### TASK MATERIAL

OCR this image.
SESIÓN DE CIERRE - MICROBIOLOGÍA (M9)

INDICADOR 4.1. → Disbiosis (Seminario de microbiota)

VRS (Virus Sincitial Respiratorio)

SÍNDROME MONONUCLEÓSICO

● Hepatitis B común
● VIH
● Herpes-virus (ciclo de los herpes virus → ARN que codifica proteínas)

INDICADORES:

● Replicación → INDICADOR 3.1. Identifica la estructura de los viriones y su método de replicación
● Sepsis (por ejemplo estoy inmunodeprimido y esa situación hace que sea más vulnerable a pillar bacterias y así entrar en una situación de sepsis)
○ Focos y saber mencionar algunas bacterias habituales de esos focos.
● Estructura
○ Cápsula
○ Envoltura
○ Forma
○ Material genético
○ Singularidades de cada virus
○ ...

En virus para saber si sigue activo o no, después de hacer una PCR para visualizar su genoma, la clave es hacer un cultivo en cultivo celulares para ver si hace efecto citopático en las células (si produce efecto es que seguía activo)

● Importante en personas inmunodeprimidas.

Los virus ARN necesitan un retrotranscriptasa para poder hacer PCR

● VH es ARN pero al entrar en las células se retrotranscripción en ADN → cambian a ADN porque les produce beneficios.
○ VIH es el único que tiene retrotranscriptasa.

### WHAT TO DO
For the material, state how many lines include the string "retrotranscriptasa"; the answer is that number alone.

### RESPONSE
2